(begin)

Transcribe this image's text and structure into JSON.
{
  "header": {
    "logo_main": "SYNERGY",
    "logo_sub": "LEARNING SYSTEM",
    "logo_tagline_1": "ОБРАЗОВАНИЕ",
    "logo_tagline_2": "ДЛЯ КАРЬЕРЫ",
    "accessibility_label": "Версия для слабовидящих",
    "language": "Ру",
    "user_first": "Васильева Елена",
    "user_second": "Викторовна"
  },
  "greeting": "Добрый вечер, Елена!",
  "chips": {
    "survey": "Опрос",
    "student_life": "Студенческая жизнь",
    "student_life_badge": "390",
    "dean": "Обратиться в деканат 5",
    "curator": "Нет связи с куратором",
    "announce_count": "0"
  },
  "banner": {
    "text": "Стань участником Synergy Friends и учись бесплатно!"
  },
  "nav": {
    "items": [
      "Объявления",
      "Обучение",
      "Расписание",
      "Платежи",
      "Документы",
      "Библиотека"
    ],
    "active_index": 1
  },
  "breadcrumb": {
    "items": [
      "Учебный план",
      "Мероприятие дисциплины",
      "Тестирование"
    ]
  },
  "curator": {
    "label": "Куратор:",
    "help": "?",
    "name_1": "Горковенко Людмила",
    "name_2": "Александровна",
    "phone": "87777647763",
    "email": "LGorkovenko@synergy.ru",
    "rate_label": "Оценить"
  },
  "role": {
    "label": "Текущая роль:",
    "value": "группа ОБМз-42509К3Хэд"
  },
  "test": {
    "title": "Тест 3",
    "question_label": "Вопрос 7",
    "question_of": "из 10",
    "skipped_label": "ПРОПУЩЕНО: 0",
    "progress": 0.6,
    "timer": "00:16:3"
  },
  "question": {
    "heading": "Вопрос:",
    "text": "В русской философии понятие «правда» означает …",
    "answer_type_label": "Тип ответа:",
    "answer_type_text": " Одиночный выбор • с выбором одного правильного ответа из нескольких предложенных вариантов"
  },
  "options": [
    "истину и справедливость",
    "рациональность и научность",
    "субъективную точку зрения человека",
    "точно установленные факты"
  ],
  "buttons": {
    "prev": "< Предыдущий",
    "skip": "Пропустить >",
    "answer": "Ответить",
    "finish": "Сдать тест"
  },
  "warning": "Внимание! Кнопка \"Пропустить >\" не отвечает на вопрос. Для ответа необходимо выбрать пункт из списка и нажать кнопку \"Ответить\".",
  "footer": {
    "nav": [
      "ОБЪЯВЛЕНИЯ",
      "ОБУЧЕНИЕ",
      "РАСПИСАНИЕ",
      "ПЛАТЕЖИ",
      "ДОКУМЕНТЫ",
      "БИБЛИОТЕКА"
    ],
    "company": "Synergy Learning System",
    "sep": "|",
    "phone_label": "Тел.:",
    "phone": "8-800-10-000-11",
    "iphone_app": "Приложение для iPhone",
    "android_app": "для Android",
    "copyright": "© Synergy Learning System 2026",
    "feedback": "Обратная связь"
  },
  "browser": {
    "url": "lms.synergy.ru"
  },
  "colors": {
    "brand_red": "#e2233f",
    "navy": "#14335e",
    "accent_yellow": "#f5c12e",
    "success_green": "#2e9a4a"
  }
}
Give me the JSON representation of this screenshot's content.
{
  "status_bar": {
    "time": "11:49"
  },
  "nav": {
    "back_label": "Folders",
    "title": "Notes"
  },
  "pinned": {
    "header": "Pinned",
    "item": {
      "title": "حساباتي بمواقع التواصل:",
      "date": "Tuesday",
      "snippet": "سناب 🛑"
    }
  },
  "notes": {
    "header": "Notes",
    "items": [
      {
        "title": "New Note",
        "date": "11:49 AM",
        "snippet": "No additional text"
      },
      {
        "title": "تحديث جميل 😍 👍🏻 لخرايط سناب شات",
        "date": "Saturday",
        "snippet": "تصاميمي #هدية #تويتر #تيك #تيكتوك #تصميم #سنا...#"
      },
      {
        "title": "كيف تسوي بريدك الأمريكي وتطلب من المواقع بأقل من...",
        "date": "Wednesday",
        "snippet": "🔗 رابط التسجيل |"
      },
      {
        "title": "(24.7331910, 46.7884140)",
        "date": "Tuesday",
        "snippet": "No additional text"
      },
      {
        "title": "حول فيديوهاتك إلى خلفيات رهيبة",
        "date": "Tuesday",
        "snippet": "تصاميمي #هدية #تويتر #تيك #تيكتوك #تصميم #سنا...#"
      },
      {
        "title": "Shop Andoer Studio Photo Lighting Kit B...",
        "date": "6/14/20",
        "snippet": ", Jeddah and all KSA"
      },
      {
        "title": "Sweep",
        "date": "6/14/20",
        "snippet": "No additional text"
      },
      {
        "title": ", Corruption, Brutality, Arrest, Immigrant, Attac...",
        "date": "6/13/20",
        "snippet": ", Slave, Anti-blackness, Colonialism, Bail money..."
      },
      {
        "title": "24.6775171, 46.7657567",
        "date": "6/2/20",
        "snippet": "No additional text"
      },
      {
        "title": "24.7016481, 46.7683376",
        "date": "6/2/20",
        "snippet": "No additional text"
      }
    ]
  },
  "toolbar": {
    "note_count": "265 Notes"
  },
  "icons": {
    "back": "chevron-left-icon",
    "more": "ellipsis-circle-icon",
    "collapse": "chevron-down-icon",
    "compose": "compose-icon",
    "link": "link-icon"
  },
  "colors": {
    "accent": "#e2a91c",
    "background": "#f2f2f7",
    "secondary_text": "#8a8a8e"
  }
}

(end)

* **What is required**
Extract every entry above as it appears.

* **Answer to this task**
Transcribe this image's text and structure into JSON.
{
  "header": {
    "logo_main": "SYNERGY",
    "logo_sub": "LEARNING SYSTEM",
    "logo_tagline_1": "ОБРАЗОВАНИЕ",
    "logo_tagline_2": "ДЛЯ КАРЬЕРЫ",
    "accessibility_label": "Версия для слабовидящих",
    "language": "Ру",
    "user_first": "Васильева Елена",
    "user_second": "Викторовна"
  },
  "greeting": "Добрый вечер, Елена!",
  "chips": {
    "survey": "Опрос",
    "student_life": "Студенческая жизнь",
    "student_life_badge": "390",
    "dean": "Обратиться в деканат 5",
    "curator": "Нет связи с куратором",
    "announce_count": "0"
  },
  "banner": {
    "text": "Стань участником Synergy Friends и учись бесплатно!"
  },
  "nav": {
    "items": [
      "Объявления",
      "Обучение",
      "Расписание",
      "Платежи",
      "Документы",
      "Библиотека"
    ],
    "active_index": 1
  },
  "breadcrumb": {
    "items": [
      "Учебный план",
      "Мероприятие дисциплины",
      "Тестирование"
    ]
  },
  "curator": {
    "label": "Куратор:",
    "help": "?",
    "name_1": "Горковенко Людмила",
    "name_2": "Александровна",
    "phone": "87777647763",
    "email": "LGorkovenko@synergy.ru",
    "rate_label": "Оценить"
  },
  "role": {
    "label": "Текущая роль:",
    "value": "группа ОБМз-42509К3Хэд"
  },
  "test": {
    "title": "Тест 3",
    "question_label": "Вопрос 7",
    "question_of": "из 10",
    "skipped_label": "ПРОПУЩЕНО: 0",
    "progress": 0.6,
    "timer": "00:16:3"
  },
  "question": {
    "heading": "Вопрос:",
    "text": "В русской философии понятие «правда» означает …",
    "answer_type_label": "Тип ответа:",
    "answer_type_text": " Одиночный выбор • с выбором одного правильного ответа из нескольких предложенных вариантов"
  },
  "options": [
    "истину и справедливость",
    "рациональность и научность",
    "субъективную точку зрения человека",
    "точно установленные факты"
  ],
  "buttons": {
    "prev": "< Предыдущий",
    "skip": "Пропустить >",
    "answer": "Ответить",
    "finish": "Сдать тест"
  },
  "warning": "Внимание! Кнопка \"Пропустить >\" не отвечает на вопрос. Для ответа необходимо выбрать пункт из списка и нажать кнопку \"Ответить\".",
  "footer": {
    "nav": [
      "ОБЪЯВЛЕНИЯ",
      "ОБУЧЕНИЕ",
      "РАСПИСАНИЕ",
      "ПЛАТЕЖИ",
      "ДОКУМЕНТЫ",
      "БИБЛИОТЕКА"
    ],
    "company": "Synergy Learning System",
    "sep": "|",
    "phone_label": "Тел.:",
    "phone": "8-800-10-000-11",
    "iphone_app": "Приложение для iPhone",
    "android_app": "для Android",
    "copyright": "© Synergy Learning System 2026",
    "feedback": "Обратная связь"
  },
  "browser": {
    "url": "lms.synergy.ru"
  },
  "colors": {
    "brand_red": "#e2233f",
    "navy": "#14335e",
    "accent_yellow": "#f5c12e",
    "success_green": "#2e9a4a"
  }
}
Give me the JSON representation of this screenshot's content.
{
  "status_bar": {
    "time": "11:49"
  },
  "nav": {
    "back_label": "Folders",
    "title": "Notes"
  },
  "pinned": {
    "header": "Pinned",
    "item": {
      "title": "حساباتي بمواقع التواصل:",
      "date": "Tuesday",
      "snippet": "سناب 🛑"
    }
  },
  "notes": {
    "header": "Notes",
    "items": [
      {
        "title": "New Note",
        "date": "11:49 AM",
        "snippet": "No additional text"
      },
      {
        "title": "تحديث جميل 😍 👍🏻 لخرايط سناب شات",
        "date": "Saturday",
        "snippet": "تصاميمي #هدية #تويتر #تيك #تيكتوك #تصميم #سنا...#"
      },
      {
        "title": "كيف تسوي بريدك الأمريكي وتطلب من المواقع بأقل من...",
        "date": "Wednesday",
        "snippet": "🔗 رابط التسجيل |"
      },
      {
        "title": "(24.7331910, 46.7884140)",
        "date": "Tuesday",
        "snippet": "No additional text"
      },
      {
        "title": "حول فيديوهاتك إلى خلفيات رهيبة",
        "date": "Tuesday",
        "snippet": "تصاميمي #هدية #تويتر #تيك #تيكتوك #تصميم #سنا...#"
      },
      {
        "title": "Shop Andoer Studio Photo Lighting Kit B...",
        "date": "6/14/20",
        "snippet": ", Jeddah and all KSA"
      },
      {
        "title": "Sweep",
        "date": "6/14/20",
        "snippet": "No additional text"
      },
      {
        "title": ", Corruption, Brutality, Arrest, Immigrant, Attac...",
        "date": "6/13/20",
        "snippet": ", Slave, Anti-blackness, Colonialism, Bail money..."
      },
      {
        "title": "24.6775171, 46.7657567",
        "date": "6/2/20",
        "snippet": "No additional text"
      },
      {
        "title": "24.7016481, 46.7683376",
        "date": "6/2/20",
        "snippet": "No additional text"
      }
    ]
  },
  "toolbar": {
    "note_count": "265 Notes"
  },
  "icons": {
    "back": "chevron-left-icon",
    "more": "ellipsis-circle-icon",
    "collapse": "chevron-down-icon",
    "compose": "compose-icon",
    "link": "link-icon"
  },
  "colors": {
    "accent": "#e2a91c",
    "background": "#f2f2f7",
    "secondary_text": "#8a8a8e"
  }
}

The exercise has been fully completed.